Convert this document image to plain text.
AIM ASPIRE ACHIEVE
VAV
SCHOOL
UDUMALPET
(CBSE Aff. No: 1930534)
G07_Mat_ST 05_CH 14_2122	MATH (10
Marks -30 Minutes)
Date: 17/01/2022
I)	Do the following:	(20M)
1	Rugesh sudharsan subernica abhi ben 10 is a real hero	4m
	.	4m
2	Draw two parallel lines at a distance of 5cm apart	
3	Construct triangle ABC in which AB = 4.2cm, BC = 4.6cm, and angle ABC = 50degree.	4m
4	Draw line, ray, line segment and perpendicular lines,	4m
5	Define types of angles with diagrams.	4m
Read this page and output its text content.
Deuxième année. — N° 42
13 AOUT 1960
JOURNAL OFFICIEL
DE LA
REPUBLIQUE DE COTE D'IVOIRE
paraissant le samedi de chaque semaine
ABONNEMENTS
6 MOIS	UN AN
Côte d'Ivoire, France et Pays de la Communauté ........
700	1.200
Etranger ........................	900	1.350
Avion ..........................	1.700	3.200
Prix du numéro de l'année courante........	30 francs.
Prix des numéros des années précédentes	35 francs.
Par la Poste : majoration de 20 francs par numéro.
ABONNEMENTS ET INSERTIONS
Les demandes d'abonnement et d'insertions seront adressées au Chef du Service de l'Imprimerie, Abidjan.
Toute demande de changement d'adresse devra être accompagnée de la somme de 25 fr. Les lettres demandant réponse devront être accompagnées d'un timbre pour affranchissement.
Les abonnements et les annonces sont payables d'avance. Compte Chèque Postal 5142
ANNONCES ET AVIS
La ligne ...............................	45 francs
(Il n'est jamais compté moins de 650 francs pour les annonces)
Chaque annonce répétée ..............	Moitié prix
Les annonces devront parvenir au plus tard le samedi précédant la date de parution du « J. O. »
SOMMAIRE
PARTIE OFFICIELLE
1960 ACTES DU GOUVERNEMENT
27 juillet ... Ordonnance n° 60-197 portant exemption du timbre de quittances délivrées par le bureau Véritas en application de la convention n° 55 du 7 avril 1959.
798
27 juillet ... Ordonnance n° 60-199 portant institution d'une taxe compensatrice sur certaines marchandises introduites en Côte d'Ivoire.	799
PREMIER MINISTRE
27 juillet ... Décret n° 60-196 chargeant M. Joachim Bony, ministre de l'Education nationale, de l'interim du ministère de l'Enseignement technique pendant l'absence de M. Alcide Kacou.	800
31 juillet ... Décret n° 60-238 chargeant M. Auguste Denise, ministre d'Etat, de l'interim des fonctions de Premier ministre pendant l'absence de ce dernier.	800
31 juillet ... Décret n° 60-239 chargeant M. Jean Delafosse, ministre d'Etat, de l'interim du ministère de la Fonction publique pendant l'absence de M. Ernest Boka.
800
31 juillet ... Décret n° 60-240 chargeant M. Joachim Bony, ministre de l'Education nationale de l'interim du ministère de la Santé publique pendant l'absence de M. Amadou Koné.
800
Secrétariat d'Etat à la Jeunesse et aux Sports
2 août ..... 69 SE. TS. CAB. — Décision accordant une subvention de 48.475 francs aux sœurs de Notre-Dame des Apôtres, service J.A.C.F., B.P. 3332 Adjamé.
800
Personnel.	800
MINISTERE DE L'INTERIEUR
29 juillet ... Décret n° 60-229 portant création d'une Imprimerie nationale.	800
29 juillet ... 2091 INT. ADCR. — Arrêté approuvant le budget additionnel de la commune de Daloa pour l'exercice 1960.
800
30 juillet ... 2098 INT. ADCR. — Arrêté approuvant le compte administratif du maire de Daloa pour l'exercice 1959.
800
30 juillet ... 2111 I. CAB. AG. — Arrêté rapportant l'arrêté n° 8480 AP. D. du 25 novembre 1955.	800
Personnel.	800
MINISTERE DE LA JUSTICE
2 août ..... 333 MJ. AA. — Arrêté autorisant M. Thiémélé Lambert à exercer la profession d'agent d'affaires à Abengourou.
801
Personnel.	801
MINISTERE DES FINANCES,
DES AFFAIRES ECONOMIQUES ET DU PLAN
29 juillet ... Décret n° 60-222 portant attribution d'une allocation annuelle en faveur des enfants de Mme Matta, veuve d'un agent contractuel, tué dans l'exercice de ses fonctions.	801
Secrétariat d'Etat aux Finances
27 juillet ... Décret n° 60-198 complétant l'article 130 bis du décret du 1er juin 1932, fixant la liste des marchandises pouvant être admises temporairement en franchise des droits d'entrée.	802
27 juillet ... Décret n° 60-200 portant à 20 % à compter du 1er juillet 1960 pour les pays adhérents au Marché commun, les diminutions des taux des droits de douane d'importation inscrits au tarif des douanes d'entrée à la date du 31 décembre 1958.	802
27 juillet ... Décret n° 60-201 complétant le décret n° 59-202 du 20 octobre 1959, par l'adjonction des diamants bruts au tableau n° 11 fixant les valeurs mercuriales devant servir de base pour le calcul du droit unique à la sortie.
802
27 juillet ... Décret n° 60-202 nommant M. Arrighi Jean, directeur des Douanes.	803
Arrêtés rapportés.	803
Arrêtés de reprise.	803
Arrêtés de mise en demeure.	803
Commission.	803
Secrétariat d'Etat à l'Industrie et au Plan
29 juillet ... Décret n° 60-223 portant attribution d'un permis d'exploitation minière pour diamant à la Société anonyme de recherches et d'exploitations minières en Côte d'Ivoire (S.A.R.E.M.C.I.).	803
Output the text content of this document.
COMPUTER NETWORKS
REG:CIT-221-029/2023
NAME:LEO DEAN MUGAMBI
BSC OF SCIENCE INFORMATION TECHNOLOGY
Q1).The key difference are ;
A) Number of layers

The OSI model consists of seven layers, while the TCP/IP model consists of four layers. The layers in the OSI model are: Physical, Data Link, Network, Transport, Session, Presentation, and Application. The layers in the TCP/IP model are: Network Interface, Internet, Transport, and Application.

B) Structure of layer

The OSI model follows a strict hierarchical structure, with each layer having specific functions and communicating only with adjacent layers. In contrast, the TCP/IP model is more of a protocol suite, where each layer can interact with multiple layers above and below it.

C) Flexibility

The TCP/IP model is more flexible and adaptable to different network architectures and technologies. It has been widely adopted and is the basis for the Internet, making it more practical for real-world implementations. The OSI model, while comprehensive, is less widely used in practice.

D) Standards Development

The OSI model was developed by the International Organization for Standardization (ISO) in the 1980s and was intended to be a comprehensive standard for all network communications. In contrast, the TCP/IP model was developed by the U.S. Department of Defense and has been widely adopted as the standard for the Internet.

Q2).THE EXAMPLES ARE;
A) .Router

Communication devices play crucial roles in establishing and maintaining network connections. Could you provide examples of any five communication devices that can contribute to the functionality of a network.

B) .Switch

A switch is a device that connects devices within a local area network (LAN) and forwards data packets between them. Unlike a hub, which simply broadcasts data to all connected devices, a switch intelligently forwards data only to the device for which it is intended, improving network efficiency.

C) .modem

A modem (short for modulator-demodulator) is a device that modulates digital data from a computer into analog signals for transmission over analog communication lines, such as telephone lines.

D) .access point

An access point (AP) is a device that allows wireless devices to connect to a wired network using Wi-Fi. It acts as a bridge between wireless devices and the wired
______
▶ _What you need to do_
In the entries above, identify every line with the word "samedi". Copy those lines.

▶ _Result_
paraissant le samedi de chaque semaine
Les annonces devront parvenir au plus tard le samedi précédant la date de parution du « J. O. »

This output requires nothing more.